#### [What the task requires]
Identify each line in the records below that contains the word "nach", and copy it.

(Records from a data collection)
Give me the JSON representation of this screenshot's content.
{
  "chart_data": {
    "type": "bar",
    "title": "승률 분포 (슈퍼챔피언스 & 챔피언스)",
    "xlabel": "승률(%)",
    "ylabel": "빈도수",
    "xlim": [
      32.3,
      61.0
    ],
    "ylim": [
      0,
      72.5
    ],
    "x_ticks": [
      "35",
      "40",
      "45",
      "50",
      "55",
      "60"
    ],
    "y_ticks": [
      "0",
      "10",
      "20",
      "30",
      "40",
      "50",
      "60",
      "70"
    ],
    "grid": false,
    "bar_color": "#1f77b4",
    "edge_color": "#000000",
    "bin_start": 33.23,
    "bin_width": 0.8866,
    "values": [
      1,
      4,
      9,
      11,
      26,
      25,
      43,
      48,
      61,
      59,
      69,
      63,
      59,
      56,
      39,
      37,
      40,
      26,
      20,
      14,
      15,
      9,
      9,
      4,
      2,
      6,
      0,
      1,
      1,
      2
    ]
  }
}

...

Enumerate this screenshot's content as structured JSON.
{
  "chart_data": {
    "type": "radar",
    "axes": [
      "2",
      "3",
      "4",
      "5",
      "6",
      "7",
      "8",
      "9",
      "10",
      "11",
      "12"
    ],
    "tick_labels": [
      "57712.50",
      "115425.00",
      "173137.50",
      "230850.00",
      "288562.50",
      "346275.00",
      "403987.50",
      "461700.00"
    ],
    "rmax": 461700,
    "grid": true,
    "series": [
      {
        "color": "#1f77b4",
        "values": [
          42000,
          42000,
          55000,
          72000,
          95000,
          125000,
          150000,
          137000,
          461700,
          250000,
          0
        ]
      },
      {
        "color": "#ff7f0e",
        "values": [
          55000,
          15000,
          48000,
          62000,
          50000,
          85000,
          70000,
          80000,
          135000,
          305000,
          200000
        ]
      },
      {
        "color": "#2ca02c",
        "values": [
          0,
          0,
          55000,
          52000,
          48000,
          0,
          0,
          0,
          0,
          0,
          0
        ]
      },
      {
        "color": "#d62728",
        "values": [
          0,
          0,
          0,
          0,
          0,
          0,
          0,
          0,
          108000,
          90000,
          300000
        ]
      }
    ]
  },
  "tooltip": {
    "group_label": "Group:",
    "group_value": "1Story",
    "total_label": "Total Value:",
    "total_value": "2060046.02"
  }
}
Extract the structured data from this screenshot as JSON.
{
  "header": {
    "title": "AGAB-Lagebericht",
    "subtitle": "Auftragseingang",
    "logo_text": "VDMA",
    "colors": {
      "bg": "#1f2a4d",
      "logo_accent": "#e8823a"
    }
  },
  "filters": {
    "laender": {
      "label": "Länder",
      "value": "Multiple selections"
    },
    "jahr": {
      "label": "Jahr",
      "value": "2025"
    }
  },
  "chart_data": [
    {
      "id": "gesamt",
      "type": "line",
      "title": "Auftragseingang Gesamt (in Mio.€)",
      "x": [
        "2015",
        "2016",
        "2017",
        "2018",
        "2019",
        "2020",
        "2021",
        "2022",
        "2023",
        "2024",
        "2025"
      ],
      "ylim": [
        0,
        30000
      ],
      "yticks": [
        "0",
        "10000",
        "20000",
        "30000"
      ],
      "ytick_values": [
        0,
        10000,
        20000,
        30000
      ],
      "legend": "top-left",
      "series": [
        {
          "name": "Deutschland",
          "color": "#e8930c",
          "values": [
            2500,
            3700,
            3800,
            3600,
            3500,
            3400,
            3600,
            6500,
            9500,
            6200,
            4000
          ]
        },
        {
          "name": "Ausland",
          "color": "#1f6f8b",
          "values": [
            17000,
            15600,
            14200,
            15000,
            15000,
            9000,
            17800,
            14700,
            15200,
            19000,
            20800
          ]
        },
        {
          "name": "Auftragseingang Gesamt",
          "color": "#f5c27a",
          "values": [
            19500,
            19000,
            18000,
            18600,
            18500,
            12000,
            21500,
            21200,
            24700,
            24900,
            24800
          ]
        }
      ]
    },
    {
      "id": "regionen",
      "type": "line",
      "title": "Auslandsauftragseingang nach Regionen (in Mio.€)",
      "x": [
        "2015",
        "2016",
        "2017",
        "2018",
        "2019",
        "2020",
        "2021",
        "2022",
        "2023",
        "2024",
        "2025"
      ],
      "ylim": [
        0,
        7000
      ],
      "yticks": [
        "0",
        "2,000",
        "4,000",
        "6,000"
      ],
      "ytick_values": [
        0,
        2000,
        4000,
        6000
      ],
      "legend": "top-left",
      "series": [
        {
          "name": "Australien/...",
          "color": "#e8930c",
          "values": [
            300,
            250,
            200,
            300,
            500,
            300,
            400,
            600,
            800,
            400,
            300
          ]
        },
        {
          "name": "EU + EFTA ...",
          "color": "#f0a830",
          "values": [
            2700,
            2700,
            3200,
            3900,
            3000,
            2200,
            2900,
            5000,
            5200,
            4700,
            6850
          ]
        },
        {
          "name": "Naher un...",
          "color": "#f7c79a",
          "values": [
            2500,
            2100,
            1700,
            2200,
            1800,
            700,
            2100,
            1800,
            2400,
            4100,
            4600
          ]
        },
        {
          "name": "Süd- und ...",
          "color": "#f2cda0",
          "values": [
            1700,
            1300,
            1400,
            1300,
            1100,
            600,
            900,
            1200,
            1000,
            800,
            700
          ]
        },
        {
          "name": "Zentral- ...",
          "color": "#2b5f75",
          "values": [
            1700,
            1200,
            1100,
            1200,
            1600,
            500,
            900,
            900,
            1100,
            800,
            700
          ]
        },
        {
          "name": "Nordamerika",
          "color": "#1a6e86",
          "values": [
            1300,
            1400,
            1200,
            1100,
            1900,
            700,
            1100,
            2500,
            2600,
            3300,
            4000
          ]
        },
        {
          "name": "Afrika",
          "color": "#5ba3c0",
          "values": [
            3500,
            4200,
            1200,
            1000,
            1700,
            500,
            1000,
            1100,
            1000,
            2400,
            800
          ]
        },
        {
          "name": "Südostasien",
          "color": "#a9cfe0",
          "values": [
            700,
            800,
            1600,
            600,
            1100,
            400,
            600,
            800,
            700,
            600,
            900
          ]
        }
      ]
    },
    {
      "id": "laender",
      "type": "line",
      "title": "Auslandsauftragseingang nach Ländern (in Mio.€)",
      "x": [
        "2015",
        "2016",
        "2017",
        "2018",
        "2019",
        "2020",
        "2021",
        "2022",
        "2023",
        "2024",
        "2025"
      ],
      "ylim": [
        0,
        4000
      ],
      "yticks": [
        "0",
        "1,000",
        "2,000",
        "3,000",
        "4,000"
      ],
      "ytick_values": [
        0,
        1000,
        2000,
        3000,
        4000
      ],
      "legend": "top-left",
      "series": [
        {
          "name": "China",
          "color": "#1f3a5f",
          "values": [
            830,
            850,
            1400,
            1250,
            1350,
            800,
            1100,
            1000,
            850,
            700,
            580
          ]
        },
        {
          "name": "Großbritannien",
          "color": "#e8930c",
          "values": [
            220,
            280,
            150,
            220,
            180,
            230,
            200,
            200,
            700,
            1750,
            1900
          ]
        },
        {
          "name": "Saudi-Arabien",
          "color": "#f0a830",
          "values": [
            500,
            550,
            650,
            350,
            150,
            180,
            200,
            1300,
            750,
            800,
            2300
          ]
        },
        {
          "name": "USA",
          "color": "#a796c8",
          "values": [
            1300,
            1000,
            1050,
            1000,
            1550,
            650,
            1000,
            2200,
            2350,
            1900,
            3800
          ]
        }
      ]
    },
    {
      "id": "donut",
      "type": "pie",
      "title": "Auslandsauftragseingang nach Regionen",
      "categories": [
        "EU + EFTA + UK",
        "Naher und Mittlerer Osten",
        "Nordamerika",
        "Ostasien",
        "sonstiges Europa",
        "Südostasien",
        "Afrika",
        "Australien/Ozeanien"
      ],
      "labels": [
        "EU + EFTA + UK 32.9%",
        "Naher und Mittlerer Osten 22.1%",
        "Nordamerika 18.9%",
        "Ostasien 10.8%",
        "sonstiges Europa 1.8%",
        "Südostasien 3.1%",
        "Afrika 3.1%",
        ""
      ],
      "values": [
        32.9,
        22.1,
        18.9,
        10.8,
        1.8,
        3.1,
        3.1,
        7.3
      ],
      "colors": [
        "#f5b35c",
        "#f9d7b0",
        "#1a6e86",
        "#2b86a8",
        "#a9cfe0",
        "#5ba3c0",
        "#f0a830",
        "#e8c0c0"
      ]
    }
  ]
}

#### [Result for this task]
      "title": "Auslandsauftragseingang nach Regionen (in Mio.€)",
      "title": "Auslandsauftragseingang nach Ländern (in Mio.€)",
      "title": "Auslandsauftragseingang nach Regionen",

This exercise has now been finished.